▸ **WRITTEN PROBLEM**
Return the entries verbatim and drop every picture.

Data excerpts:
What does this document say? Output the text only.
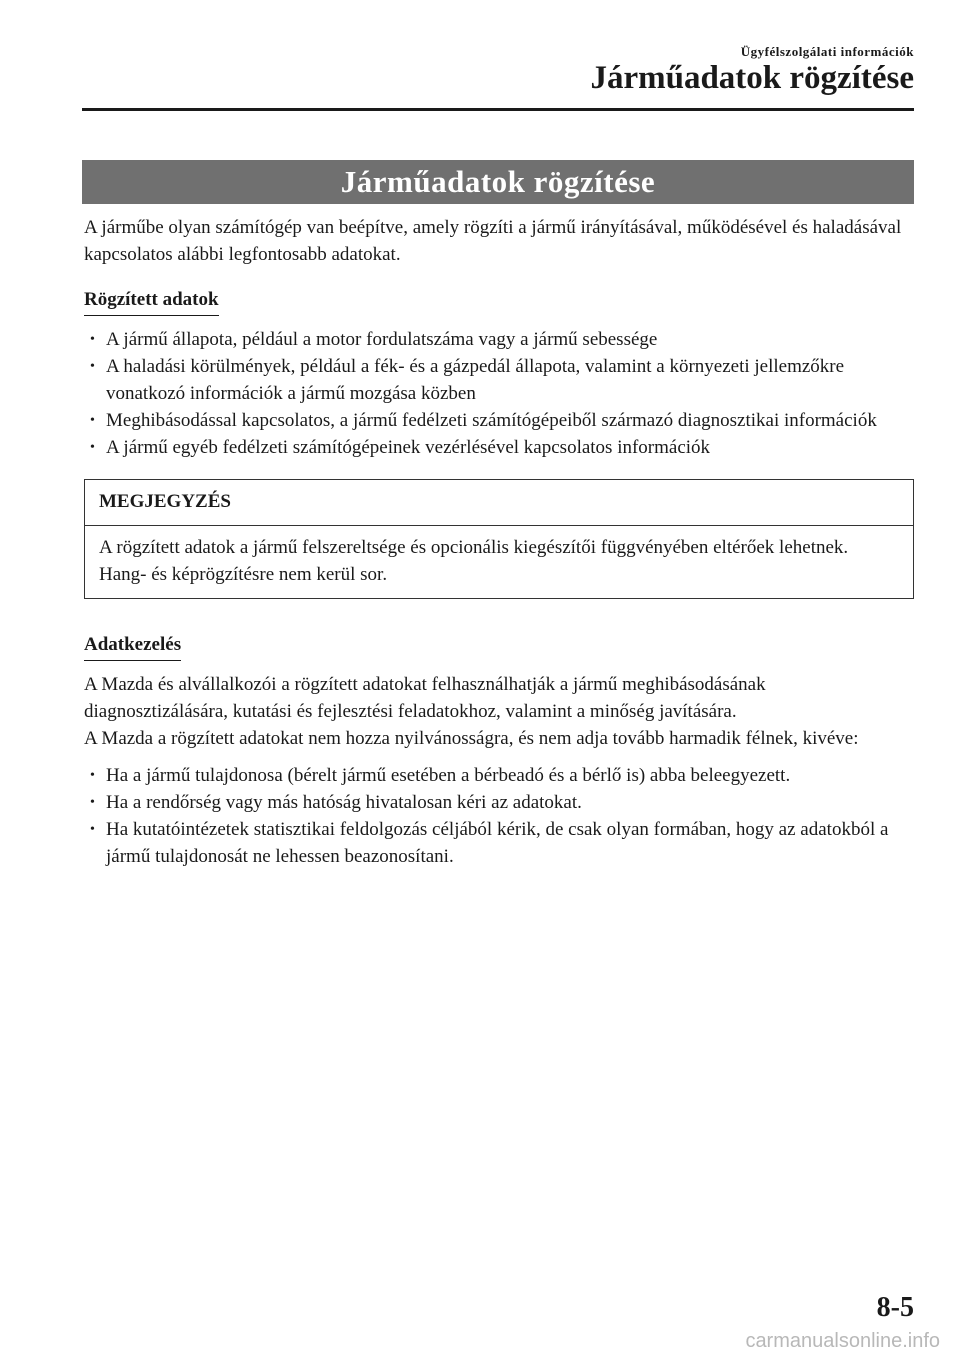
Ügyfélszolgálati információk
Járműadatok rögzítése
Járműadatok rögzítése

A járműbe olyan számítógép van beépítve, amely rögzíti a jármű irányításával, működésével és haladásával kapcsolatos alábbi legfontosabb adatokat.

Rögzített adatok
• A jármű állapota, például a motor fordulatszáma vagy a jármű sebessége
• A haladási körülmények, például a fék- és a gázpedál állapota, valamint a környezeti jellemzőkre vonatkozó információk a jármű mozgása közben
• Meghibásodással kapcsolatos, a jármű fedélzeti számítógépeiből származó diagnosztikai információk
• A jármű egyéb fedélzeti számítógépeinek vezérlésével kapcsolatos információk
MEGJEGYZÉS
A rögzített adatok a jármű felszereltsége és opcionális kiegészítői függvényében eltérőek lehetnek. Hang- és képrögzítésre nem kerül sor.
Adatkezelés

A Mazda és alvállalkozói a rögzített adatokat felhasználhatják a jármű meghibásodásának diagnosztizálására, kutatási és fejlesztési feladatokhoz, valamint a minőség javítására.

A Mazda a rögzített adatokat nem hozza nyilvánosságra, és nem adja tovább harmadik félnek, kivéve:

• Ha a jármű tulajdonosa (bérelt jármű esetében a bérbeadó és a bérlő is) abba beleegyezett.
• Ha a rendőrség vagy más hatóság hivatalosan kéri az adatokat.
• Ha kutatóintézetek statisztikai feldolgozás céljából kérik, de csak olyan formában, hogy az adatokból a jármű tulajdonosát ne lehessen beazonosítani.
8-5
carmanualsonline.info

▸ **EXERCISE SOLUTION**
What does this document say? Output the text only.
Ügyfélszolgálati információk
Járműadatok rögzítése
Járműadatok rögzítése

A járműbe olyan számítógép van beépítve, amely rögzíti a jármű irányításával, működésével és haladásával kapcsolatos alábbi legfontosabb adatokat.

Rögzített adatok
• A jármű állapota, például a motor fordulatszáma vagy a jármű sebessége
• A haladási körülmények, például a fék- és a gázpedál állapota, valamint a környezeti jellemzőkre vonatkozó információk a jármű mozgása közben
• Meghibásodással kapcsolatos, a jármű fedélzeti számítógépeiből származó diagnosztikai információk
• A jármű egyéb fedélzeti számítógépeinek vezérlésével kapcsolatos információk
MEGJEGYZÉS
A rögzített adatok a jármű felszereltsége és opcionális kiegészítői függvényében eltérőek lehetnek. Hang- és képrögzítésre nem kerül sor.
Adatkezelés

A Mazda és alvállalkozói a rögzített adatokat felhasználhatják a jármű meghibásodásának diagnosztizálására, kutatási és fejlesztési feladatokhoz, valamint a minőség javítására.

A Mazda a rögzített adatokat nem hozza nyilvánosságra, és nem adja tovább harmadik félnek, kivéve:

• Ha a jármű tulajdonosa (bérelt jármű esetében a bérbeadó és a bérlő is) abba beleegyezett.
• Ha a rendőrség vagy más hatóság hivatalosan kéri az adatokat.
• Ha kutatóintézetek statisztikai feldolgozás céljából kérik, de csak olyan formában, hogy az adatokból a jármű tulajdonosát ne lehessen beazonosítani.
8-5
carmanualsonline.info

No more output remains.